■ Exercise description
Gather from the listing below each line that includes the word "name", and copy it.

■ Dataset content

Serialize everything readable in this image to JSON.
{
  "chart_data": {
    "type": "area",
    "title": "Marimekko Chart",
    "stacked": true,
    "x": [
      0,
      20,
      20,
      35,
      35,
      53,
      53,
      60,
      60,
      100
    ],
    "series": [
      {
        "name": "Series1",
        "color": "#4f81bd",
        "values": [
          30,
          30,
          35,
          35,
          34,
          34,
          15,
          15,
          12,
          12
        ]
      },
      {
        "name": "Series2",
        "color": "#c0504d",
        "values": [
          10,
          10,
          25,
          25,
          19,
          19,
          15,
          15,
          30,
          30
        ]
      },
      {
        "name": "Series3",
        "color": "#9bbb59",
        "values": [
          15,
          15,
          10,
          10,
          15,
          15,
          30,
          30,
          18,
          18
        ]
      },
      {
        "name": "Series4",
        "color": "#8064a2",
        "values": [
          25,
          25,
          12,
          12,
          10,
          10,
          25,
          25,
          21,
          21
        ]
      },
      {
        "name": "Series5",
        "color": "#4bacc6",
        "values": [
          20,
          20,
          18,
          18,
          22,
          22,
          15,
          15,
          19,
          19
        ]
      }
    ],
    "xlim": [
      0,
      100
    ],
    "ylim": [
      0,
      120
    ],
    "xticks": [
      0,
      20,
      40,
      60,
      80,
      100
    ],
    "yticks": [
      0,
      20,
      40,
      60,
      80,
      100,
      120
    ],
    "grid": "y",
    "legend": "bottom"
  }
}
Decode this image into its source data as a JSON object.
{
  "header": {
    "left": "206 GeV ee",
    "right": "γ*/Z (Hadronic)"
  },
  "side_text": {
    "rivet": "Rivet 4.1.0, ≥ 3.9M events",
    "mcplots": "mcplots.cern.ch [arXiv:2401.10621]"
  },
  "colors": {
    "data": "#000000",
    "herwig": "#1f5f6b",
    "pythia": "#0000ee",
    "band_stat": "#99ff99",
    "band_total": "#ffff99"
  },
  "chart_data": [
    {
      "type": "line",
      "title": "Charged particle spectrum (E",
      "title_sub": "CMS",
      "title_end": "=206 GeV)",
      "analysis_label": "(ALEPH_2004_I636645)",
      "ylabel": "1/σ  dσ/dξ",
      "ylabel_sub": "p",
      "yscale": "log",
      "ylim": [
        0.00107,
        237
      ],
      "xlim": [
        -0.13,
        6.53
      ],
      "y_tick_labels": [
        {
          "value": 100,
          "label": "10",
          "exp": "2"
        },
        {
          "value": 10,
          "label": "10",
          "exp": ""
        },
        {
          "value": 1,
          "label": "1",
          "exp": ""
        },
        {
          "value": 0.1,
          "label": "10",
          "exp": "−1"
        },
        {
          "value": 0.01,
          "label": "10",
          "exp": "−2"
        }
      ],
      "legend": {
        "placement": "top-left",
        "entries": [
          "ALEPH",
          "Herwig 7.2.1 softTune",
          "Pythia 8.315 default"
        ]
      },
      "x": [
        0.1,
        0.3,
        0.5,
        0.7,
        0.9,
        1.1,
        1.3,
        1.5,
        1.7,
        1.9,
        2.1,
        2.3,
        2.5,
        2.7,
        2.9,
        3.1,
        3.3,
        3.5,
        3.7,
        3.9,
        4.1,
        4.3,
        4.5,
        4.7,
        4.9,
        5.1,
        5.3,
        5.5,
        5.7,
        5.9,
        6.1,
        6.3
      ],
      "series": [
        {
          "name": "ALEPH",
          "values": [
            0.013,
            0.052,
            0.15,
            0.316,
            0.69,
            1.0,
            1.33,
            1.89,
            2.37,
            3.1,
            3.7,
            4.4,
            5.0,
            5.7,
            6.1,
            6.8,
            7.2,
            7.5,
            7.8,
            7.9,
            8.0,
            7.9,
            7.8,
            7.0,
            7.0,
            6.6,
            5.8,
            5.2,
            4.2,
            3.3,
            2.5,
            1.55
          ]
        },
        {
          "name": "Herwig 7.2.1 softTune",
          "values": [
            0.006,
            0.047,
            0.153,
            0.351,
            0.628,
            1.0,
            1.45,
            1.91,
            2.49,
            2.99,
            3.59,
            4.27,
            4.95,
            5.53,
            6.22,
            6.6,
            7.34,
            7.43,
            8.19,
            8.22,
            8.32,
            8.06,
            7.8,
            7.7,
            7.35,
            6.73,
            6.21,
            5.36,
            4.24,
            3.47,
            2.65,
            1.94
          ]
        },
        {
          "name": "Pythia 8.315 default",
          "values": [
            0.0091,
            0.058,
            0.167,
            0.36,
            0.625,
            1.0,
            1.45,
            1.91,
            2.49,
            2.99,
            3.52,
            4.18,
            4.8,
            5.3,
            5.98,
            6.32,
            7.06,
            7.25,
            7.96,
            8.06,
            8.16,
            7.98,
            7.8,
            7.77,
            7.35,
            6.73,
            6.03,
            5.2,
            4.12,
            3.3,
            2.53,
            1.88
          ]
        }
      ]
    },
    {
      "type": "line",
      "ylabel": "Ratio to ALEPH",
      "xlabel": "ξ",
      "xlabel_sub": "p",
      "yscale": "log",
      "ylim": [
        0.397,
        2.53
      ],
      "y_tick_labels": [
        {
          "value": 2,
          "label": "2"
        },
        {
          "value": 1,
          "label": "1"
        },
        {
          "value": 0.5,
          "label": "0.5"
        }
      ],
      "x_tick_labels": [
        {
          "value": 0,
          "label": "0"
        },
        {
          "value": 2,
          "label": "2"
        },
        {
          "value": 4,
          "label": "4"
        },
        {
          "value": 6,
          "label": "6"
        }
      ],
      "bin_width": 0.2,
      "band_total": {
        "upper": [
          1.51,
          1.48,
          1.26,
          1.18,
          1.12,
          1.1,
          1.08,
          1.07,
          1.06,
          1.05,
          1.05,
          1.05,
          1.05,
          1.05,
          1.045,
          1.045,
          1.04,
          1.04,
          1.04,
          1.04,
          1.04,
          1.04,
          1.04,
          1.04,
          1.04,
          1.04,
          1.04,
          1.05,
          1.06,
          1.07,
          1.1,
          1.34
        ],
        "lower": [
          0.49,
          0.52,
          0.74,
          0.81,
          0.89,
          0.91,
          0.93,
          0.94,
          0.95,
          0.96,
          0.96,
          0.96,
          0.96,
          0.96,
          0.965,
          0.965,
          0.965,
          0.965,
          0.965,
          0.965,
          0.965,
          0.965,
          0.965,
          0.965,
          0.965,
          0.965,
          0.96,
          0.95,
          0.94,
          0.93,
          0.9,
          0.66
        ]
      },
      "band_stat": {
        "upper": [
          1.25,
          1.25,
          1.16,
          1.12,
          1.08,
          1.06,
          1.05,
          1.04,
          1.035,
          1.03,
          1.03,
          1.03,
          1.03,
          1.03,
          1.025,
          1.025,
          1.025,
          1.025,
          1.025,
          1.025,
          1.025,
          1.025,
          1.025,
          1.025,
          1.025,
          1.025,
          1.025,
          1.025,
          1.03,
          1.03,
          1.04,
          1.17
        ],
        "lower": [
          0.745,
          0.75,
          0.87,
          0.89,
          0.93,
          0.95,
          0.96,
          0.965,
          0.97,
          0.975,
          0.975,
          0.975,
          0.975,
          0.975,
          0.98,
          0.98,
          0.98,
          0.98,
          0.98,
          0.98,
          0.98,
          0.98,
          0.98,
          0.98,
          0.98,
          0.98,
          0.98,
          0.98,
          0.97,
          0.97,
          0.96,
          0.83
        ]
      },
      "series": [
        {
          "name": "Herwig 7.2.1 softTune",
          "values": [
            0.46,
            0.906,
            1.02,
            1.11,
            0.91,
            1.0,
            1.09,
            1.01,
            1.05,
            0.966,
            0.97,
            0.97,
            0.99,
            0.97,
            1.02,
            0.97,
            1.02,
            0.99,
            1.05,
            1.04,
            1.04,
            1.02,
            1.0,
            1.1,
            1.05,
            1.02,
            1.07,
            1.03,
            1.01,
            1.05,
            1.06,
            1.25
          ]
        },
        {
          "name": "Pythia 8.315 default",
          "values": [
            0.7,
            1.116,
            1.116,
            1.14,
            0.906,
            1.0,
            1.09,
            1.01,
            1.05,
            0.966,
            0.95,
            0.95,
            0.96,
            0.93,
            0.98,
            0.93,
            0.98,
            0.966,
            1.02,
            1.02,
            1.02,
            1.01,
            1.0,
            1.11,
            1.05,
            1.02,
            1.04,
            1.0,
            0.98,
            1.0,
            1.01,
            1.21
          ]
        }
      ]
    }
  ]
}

■ Solution
        "name": "Series1",
        "name": "Series2",
        "name": "Series3",
        "name": "Series4",
        "name": "Series5",
          "name": "ALEPH",
          "name": "Herwig 7.2.1 softTune",
          "name": "Pythia 8.315 default",
          "name": "Herwig 7.2.1 softTune",
          "name": "Pythia 8.315 default",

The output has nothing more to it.